> **WHAT YOU NEED TO DO**: Reproduce each line exactly.

— Start TASK INPUT —

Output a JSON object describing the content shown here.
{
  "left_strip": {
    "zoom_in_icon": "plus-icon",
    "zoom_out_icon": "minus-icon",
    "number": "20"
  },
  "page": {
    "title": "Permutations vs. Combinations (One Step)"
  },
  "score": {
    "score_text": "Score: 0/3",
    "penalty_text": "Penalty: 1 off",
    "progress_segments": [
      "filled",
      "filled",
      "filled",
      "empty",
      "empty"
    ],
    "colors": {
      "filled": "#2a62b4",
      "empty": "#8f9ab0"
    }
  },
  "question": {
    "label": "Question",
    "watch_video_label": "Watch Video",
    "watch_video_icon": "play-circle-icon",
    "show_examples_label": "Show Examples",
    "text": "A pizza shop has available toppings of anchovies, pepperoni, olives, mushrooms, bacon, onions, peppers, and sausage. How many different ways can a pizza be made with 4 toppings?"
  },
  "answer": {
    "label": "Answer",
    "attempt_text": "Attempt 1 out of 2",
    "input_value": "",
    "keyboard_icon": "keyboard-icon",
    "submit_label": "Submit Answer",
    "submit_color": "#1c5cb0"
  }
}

— End TASK INPUT —

> **EXPECTED OUTPUT**:
Output a JSON object describing the content shown here.
{
  "left_strip": {
    "zoom_in_icon": "plus-icon",
    "zoom_out_icon": "minus-icon",
    "number": "20"
  },
  "page": {
    "title": "Permutations vs. Combinations (One Step)"
  },
  "score": {
    "score_text": "Score: 0/3",
    "penalty_text": "Penalty: 1 off",
    "progress_segments": [
      "filled",
      "filled",
      "filled",
      "empty",
      "empty"
    ],
    "colors": {
      "filled": "#2a62b4",
      "empty": "#8f9ab0"
    }
  },
  "question": {
    "label": "Question",
    "watch_video_label": "Watch Video",
    "watch_video_icon": "play-circle-icon",
    "show_examples_label": "Show Examples",
    "text": "A pizza shop has available toppings of anchovies, pepperoni, olives, mushrooms, bacon, onions, peppers, and sausage. How many different ways can a pizza be made with 4 toppings?"
  },
  "answer": {
    "label": "Answer",
    "attempt_text": "Attempt 1 out of 2",
    "input_value": "",
    "keyboard_icon": "keyboard-icon",
    "submit_label": "Submit Answer",
    "submit_color": "#1c5cb0"
  }
}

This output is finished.